## begin
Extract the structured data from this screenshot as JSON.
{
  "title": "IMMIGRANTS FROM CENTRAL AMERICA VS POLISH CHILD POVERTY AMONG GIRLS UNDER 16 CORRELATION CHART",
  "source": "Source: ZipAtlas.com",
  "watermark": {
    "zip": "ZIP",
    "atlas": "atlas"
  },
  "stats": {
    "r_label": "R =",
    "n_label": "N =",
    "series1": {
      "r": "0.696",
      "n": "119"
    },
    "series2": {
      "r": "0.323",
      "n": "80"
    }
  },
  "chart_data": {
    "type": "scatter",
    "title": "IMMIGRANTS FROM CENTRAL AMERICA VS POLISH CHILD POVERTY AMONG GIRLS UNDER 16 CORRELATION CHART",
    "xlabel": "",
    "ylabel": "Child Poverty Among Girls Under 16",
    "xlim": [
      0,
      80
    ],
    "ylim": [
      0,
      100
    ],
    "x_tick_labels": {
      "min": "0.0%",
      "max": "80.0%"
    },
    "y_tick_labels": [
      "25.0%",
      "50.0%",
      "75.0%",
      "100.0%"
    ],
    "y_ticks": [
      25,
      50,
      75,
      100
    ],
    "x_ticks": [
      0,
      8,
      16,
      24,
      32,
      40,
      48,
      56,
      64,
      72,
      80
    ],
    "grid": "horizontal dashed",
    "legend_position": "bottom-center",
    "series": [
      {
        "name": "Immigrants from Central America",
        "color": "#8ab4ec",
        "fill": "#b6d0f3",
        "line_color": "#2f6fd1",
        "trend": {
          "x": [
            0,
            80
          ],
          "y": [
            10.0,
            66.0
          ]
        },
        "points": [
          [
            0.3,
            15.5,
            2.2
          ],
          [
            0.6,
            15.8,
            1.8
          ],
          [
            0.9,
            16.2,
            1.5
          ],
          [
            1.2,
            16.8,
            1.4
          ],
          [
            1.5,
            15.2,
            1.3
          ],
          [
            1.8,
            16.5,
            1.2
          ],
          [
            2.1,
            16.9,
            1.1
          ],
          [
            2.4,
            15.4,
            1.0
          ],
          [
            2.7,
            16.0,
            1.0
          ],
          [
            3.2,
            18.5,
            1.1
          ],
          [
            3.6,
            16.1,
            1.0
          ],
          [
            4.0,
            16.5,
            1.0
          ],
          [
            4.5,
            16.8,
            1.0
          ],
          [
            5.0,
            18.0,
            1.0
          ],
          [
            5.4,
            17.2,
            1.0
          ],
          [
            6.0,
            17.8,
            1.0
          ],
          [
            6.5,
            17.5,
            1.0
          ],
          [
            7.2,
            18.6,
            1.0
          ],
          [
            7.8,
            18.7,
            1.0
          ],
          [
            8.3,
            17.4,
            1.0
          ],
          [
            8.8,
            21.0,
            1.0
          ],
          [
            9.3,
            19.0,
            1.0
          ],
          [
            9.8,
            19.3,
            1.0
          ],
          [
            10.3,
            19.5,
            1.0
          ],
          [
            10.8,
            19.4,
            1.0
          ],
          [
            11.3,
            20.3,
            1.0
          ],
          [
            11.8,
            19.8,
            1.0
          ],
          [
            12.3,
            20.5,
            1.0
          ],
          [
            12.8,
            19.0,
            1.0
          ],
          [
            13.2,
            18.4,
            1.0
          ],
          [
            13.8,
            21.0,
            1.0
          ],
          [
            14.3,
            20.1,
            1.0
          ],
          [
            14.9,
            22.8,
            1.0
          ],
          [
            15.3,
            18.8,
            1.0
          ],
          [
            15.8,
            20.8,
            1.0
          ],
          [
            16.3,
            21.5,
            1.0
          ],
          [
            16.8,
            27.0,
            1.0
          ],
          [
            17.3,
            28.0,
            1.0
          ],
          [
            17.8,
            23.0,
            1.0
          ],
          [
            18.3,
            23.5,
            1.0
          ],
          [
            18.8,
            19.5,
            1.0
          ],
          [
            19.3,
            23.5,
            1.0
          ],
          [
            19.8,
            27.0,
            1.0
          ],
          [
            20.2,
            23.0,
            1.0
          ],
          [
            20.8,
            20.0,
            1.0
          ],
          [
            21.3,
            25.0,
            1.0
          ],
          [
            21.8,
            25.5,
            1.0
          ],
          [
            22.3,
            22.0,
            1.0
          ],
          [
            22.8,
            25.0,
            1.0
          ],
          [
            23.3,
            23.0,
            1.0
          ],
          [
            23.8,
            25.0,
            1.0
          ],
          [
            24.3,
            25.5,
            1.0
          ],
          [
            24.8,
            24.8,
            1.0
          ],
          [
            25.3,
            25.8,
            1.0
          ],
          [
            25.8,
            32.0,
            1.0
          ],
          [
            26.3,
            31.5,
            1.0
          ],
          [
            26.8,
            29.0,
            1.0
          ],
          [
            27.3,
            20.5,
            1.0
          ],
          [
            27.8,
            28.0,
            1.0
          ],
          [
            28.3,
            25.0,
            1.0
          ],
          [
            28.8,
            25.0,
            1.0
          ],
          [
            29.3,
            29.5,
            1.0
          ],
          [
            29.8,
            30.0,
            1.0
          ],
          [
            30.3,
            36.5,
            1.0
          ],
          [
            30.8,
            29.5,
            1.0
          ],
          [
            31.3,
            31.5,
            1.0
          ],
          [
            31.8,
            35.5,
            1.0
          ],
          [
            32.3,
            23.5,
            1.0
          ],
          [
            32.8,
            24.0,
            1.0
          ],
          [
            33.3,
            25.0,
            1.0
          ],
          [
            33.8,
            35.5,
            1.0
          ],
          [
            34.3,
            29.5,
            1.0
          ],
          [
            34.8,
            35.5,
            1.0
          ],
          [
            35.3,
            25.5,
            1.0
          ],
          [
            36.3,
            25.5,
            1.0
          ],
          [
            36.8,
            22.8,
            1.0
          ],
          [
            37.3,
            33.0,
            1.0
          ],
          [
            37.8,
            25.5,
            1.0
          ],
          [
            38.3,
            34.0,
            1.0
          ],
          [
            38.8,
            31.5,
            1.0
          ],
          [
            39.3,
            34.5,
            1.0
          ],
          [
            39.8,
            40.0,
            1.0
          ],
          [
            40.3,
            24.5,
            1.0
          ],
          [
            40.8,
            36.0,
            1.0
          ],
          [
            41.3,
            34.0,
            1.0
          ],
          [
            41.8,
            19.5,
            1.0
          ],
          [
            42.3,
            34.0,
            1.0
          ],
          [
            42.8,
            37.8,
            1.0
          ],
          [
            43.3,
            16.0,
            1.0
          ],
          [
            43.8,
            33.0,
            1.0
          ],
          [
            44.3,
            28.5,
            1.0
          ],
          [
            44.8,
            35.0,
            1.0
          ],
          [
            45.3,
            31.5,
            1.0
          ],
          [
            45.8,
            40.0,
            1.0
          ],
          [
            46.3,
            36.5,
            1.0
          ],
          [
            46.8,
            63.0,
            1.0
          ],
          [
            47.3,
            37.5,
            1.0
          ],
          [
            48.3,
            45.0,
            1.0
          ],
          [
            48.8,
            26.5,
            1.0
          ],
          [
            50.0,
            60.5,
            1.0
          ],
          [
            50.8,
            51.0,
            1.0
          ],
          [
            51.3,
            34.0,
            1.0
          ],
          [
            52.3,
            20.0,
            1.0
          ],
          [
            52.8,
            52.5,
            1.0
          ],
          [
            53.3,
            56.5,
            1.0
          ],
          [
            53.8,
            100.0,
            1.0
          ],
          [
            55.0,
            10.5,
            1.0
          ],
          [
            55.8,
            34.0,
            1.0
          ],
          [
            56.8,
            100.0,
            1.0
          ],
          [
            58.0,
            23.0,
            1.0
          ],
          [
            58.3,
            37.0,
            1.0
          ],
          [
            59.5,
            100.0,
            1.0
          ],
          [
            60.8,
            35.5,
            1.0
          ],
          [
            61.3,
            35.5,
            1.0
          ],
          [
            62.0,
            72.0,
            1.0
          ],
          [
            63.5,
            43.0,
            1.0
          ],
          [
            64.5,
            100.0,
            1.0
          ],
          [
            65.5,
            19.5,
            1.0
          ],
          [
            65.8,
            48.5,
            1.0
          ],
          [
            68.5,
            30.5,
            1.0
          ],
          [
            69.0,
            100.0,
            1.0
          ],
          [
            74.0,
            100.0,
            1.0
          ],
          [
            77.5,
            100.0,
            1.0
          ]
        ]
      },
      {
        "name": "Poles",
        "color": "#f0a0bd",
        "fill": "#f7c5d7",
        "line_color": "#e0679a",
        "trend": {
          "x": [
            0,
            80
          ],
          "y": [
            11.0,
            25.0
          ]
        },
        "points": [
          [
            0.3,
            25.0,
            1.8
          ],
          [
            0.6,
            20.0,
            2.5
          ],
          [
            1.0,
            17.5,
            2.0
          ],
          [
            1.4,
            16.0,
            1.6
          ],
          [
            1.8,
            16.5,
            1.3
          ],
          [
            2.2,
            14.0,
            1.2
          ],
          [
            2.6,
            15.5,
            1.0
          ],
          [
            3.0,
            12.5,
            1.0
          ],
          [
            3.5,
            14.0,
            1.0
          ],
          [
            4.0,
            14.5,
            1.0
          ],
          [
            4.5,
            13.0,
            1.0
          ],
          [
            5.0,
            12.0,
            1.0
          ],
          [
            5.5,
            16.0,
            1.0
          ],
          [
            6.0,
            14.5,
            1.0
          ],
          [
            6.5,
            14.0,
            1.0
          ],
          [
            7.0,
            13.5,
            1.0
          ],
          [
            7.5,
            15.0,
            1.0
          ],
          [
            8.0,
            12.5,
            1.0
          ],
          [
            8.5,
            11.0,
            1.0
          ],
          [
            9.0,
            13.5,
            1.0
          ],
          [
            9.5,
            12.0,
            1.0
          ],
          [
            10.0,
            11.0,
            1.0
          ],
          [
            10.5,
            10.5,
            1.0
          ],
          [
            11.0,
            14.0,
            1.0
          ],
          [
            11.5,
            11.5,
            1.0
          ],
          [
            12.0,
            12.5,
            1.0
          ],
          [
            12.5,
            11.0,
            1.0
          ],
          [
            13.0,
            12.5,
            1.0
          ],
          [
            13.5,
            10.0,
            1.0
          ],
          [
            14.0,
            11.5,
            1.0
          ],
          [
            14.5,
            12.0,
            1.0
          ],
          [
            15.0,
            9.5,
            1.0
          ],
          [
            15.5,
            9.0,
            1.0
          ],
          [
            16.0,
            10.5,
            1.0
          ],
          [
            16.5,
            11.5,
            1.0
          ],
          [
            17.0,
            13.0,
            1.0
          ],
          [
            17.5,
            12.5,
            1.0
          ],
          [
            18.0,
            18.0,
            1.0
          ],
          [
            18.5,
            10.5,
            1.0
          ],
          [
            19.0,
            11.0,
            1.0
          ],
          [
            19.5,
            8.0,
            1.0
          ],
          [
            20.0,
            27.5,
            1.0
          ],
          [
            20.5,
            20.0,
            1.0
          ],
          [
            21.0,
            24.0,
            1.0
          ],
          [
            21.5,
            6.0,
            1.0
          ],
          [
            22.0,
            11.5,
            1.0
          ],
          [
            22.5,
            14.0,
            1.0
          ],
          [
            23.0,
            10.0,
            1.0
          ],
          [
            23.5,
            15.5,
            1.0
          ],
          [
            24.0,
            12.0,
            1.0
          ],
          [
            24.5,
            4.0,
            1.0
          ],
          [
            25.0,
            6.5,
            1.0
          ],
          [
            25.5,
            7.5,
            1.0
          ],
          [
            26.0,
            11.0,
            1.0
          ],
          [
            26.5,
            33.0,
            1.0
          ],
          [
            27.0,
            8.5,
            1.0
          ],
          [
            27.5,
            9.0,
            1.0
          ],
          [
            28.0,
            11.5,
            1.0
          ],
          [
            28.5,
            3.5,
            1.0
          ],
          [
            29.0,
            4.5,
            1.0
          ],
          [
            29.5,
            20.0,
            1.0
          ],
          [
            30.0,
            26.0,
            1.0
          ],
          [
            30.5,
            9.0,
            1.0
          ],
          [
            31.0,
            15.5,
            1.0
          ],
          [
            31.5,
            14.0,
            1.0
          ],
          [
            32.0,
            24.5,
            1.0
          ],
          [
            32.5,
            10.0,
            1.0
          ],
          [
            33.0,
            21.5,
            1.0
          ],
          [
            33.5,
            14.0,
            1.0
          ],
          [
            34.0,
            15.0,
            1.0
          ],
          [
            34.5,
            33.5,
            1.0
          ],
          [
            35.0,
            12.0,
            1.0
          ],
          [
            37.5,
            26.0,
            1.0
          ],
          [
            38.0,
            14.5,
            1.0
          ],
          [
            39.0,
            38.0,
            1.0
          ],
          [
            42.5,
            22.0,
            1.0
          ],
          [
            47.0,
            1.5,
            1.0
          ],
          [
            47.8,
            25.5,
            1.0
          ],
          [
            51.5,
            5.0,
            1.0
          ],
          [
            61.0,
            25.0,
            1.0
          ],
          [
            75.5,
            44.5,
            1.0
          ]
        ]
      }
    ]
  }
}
## end
[DIRECTIONS FOR THIS TASK]
Give the number of lines in the records that contain the string "POLISH", with no other output.

[RIGHT ANSWER]
2